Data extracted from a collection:

::::::

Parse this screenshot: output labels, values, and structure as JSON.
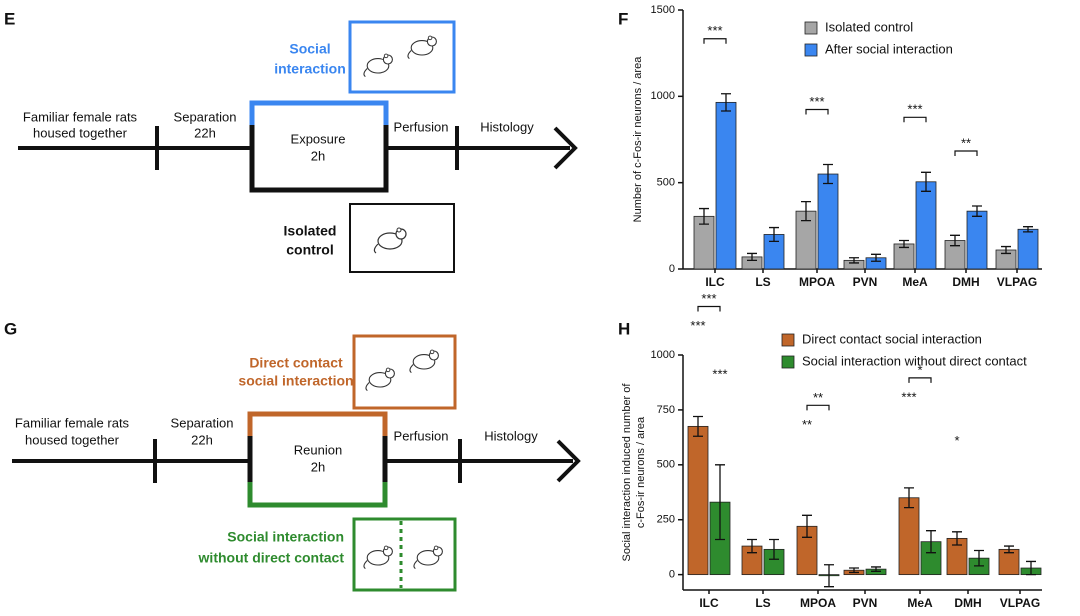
{
  "diagrams": [
    {
      "panel": "E",
      "start": [
        "Familiar female rats",
        "housed together"
      ],
      "separation": [
        "Separation",
        "22h"
      ],
      "exposure": [
        "Exposure",
        "2h"
      ],
      "perfusion": "Perfusion",
      "histology": "Histology",
      "condition_a": [
        "Social",
        "interaction"
      ],
      "condition_b": [
        "Isolated",
        "control"
      ]
    },
    {
      "panel": "G",
      "start": [
        "Familiar female rats",
        "housed together"
      ],
      "separation": [
        "Separation",
        "22h"
      ],
      "exposure": [
        "Reunion",
        "2h"
      ],
      "perfusion": "Perfusion",
      "histology": "Histology",
      "condition_a": [
        "Direct contact",
        "social interaction"
      ],
      "condition_b": [
        "Social interaction",
        "without direct contact"
      ]
    }
  ],
  "chart_data": [
    {
      "type": "bar",
      "panel": "F",
      "ylabel": [
        "Number of c-Fos-ir neurons / area"
      ],
      "categories": [
        "ILC",
        "LS",
        "MPOA",
        "PVN",
        "MeA",
        "DMH",
        "VLPAG"
      ],
      "series": [
        {
          "name": "Isolated control",
          "color": "#a6a6a6",
          "values": [
            305,
            70,
            335,
            50,
            145,
            165,
            110
          ],
          "errors": [
            45,
            20,
            55,
            15,
            20,
            30,
            20
          ]
        },
        {
          "name": "After social interaction",
          "color": "#3a86f0",
          "values": [
            965,
            200,
            550,
            65,
            505,
            335,
            230
          ],
          "errors": [
            50,
            40,
            55,
            20,
            55,
            30,
            15
          ]
        }
      ],
      "bracket_labels": [
        "***",
        null,
        "***",
        null,
        "***",
        "**",
        null
      ],
      "ylim": [
        0,
        1500
      ],
      "yticks": [
        0,
        500,
        1000,
        1500
      ]
    },
    {
      "type": "bar",
      "panel": "H",
      "ylabel": [
        "Social interaction induced number of",
        "c-Fos-ir neurons / area"
      ],
      "categories": [
        "ILC",
        "LS",
        "MPOA",
        "PVN",
        "MeA",
        "DMH",
        "VLPAG"
      ],
      "series": [
        {
          "name": "Direct contact social interaction",
          "color": "#c0662a",
          "values": [
            675,
            130,
            220,
            20,
            350,
            165,
            115
          ],
          "errors": [
            45,
            30,
            50,
            10,
            45,
            30,
            15
          ],
          "star_labels": [
            "***",
            null,
            "**",
            null,
            "***",
            "*",
            null
          ]
        },
        {
          "name": "Social interaction without direct contact",
          "color": "#2e8b2e",
          "values": [
            330,
            115,
            -5,
            25,
            150,
            75,
            30
          ],
          "errors": [
            170,
            45,
            50,
            10,
            50,
            35,
            30
          ],
          "star_labels": [
            "***",
            null,
            null,
            null,
            null,
            null,
            null
          ]
        }
      ],
      "bracket_labels": [
        "***",
        null,
        "**",
        null,
        "*",
        null,
        null
      ],
      "ylim": [
        -70,
        1000
      ],
      "yticks": [
        0,
        250,
        500,
        750,
        1000
      ]
    }
  ]
}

::::::

Return to the listing above and set it down exactly, leaving out its pictures.

Parse this screenshot: output labels, values, and structure as JSON.
{
  "diagrams": [
    {
      "panel": "E",
      "start": [
        "Familiar female rats",
        "housed together"
      ],
      "separation": [
        "Separation",
        "22h"
      ],
      "exposure": [
        "Exposure",
        "2h"
      ],
      "perfusion": "Perfusion",
      "histology": "Histology",
      "condition_a": [
        "Social",
        "interaction"
      ],
      "condition_b": [
        "Isolated",
        "control"
      ]
    },
    {
      "panel": "G",
      "start": [
        "Familiar female rats",
        "housed together"
      ],
      "separation": [
        "Separation",
        "22h"
      ],
      "exposure": [
        "Reunion",
        "2h"
      ],
      "perfusion": "Perfusion",
      "histology": "Histology",
      "condition_a": [
        "Direct contact",
        "social interaction"
      ],
      "condition_b": [
        "Social interaction",
        "without direct contact"
      ]
    }
  ],
  "chart_data": [
    {
      "type": "bar",
      "panel": "F",
      "ylabel": [
        "Number of c-Fos-ir neurons / area"
      ],
      "categories": [
        "ILC",
        "LS",
        "MPOA",
        "PVN",
        "MeA",
        "DMH",
        "VLPAG"
      ],
      "series": [
        {
          "name": "Isolated control",
          "color": "#a6a6a6",
          "values": [
            305,
            70,
            335,
            50,
            145,
            165,
            110
          ],
          "errors": [
            45,
            20,
            55,
            15,
            20,
            30,
            20
          ]
        },
        {
          "name": "After social interaction",
          "color": "#3a86f0",
          "values": [
            965,
            200,
            550,
            65,
            505,
            335,
            230
          ],
          "errors": [
            50,
            40,
            55,
            20,
            55,
            30,
            15
          ]
        }
      ],
      "bracket_labels": [
        "***",
        null,
        "***",
        null,
        "***",
        "**",
        null
      ],
      "ylim": [
        0,
        1500
      ],
      "yticks": [
        0,
        500,
        1000,
        1500
      ]
    },
    {
      "type": "bar",
      "panel": "H",
      "ylabel": [
        "Social interaction induced number of",
        "c-Fos-ir neurons / area"
      ],
      "categories": [
        "ILC",
        "LS",
        "MPOA",
        "PVN",
        "MeA",
        "DMH",
        "VLPAG"
      ],
      "series": [
        {
          "name": "Direct contact social interaction",
          "color": "#c0662a",
          "values": [
            675,
            130,
            220,
            20,
            350,
            165,
            115
          ],
          "errors": [
            45,
            30,
            50,
            10,
            45,
            30,
            15
          ],
          "star_labels": [
            "***",
            null,
            "**",
            null,
            "***",
            "*",
            null
          ]
        },
        {
          "name": "Social interaction without direct contact",
          "color": "#2e8b2e",
          "values": [
            330,
            115,
            -5,
            25,
            150,
            75,
            30
          ],
          "errors": [
            170,
            45,
            50,
            10,
            50,
            35,
            30
          ],
          "star_labels": [
            "***",
            null,
            null,
            null,
            null,
            null,
            null
          ]
        }
      ],
      "bracket_labels": [
        "***",
        null,
        "**",
        null,
        "*",
        null,
        null
      ],
      "ylim": [
        -70,
        1000
      ],
      "yticks": [
        0,
        250,
        500,
        750,
        1000
      ]
    }
  ]
}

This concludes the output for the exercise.